Records =
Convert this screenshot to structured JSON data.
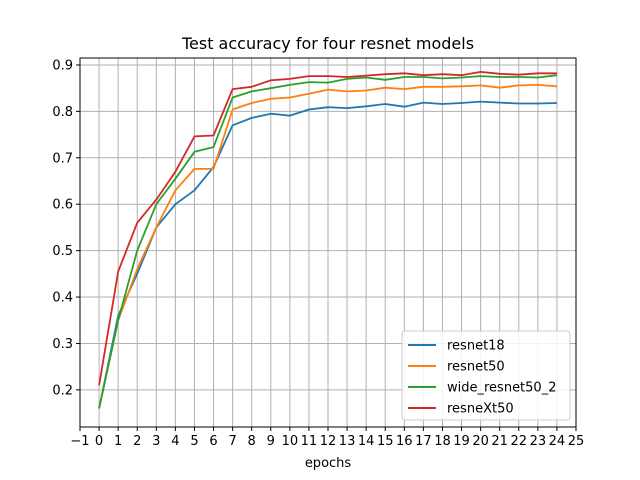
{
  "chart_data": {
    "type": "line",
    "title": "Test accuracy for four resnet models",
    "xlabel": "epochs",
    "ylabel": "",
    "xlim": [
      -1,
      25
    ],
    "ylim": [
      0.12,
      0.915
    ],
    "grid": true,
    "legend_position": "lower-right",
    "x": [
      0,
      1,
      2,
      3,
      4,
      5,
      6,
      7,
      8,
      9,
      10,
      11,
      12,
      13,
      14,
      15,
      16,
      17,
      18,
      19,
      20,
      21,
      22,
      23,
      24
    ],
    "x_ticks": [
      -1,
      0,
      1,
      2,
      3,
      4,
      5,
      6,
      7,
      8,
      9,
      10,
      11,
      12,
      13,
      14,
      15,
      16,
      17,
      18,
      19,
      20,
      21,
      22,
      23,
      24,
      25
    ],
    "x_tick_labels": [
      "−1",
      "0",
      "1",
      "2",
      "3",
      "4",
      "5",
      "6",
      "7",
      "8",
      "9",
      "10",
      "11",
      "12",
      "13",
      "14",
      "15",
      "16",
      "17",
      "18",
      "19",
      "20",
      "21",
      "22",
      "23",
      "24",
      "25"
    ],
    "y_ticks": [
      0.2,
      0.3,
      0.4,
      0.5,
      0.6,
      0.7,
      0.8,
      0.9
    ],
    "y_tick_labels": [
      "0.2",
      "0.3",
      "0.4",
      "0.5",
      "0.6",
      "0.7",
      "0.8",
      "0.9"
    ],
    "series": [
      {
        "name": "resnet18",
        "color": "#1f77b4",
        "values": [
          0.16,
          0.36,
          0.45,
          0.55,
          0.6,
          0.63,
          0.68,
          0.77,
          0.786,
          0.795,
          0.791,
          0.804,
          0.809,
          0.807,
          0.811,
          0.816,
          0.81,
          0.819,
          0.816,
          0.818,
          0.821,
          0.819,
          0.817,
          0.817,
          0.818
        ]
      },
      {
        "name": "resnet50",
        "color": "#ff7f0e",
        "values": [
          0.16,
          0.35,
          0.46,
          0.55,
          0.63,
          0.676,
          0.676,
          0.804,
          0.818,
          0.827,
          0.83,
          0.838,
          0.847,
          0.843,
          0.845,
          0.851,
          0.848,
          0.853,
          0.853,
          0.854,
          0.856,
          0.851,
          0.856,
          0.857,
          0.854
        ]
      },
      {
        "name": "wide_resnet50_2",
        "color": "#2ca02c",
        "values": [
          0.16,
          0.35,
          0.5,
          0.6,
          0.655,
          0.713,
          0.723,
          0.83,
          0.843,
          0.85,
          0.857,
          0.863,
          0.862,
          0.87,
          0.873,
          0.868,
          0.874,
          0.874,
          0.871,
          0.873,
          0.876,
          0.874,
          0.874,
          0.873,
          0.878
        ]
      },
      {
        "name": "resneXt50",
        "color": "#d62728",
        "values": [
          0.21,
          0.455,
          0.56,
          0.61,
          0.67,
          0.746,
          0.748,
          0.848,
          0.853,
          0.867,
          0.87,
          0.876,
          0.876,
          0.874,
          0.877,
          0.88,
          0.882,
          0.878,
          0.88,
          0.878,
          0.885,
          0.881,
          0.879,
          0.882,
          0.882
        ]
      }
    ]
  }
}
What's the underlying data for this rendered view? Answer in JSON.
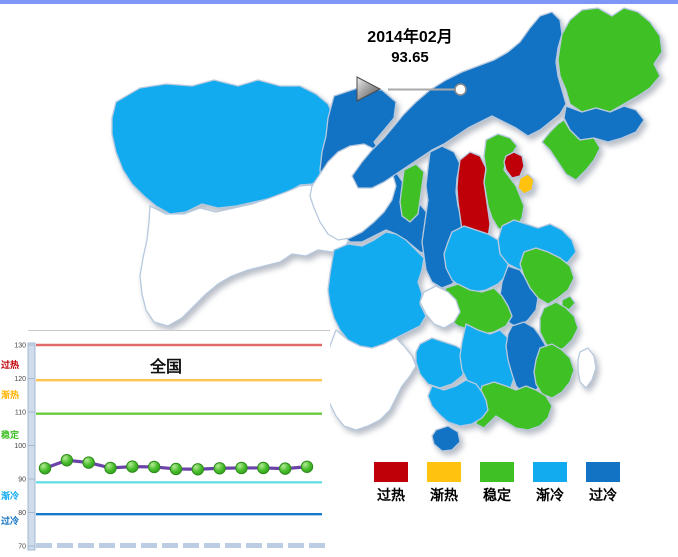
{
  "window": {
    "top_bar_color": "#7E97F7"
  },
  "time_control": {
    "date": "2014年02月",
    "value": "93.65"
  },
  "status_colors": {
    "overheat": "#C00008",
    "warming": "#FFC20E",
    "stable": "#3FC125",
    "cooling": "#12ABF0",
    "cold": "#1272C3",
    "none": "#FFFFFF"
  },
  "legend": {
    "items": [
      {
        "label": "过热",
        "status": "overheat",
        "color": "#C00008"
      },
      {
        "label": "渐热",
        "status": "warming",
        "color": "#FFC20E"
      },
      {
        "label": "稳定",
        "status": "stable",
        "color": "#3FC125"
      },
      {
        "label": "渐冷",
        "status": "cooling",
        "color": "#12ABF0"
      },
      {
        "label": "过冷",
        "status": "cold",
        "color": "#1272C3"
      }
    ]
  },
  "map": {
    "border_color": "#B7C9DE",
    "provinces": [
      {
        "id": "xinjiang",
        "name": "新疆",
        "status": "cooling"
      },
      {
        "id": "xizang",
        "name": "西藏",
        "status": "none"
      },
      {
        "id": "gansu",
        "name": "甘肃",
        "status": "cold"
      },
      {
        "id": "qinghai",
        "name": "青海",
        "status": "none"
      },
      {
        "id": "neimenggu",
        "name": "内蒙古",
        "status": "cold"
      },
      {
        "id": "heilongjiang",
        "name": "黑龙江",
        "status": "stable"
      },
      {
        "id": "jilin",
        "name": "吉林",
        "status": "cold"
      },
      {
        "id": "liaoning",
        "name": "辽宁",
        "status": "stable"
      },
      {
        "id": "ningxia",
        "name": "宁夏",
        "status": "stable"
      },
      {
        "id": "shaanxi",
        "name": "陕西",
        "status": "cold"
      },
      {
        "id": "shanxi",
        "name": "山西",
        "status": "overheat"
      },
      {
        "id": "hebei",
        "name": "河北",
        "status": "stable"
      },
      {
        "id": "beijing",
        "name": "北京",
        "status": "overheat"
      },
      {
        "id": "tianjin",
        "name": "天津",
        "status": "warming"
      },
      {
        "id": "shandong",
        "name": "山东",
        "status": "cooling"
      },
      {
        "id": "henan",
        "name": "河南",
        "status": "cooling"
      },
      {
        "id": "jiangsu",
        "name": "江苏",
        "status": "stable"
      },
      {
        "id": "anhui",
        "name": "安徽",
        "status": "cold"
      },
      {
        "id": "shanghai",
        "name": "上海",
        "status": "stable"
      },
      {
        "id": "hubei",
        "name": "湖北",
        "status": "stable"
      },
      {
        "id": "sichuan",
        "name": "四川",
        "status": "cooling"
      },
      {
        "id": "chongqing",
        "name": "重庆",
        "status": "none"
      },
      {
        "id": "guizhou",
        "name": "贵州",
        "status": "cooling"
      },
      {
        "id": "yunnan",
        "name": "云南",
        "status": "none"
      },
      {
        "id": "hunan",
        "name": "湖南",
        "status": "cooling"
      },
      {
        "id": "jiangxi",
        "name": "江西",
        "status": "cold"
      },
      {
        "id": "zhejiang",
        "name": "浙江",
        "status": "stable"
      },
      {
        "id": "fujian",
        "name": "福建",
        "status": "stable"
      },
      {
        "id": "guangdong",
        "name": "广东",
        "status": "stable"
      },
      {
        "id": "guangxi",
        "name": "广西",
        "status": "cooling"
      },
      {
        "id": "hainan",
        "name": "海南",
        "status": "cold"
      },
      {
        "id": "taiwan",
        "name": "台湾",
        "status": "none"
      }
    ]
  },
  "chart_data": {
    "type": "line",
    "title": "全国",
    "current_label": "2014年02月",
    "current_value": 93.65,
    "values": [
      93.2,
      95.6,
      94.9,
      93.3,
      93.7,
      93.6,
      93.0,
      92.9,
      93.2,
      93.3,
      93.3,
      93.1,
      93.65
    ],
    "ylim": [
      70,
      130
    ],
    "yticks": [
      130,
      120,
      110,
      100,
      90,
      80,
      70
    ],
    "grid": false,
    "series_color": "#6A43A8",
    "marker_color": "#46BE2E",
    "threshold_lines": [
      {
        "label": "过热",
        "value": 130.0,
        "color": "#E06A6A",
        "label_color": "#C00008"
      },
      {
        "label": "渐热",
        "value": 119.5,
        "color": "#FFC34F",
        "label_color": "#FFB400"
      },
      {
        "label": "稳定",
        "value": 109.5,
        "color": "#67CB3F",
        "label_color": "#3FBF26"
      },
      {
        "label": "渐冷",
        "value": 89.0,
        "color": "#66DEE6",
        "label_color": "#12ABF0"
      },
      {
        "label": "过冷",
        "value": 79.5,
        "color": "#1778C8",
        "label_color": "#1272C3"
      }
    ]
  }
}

Given problem =
Which lines include the word "this"? List them all.

Finished answer =
Convert this screenshot to structured JSON data.
What's the underlying data for this rendered view? Answer in JSON.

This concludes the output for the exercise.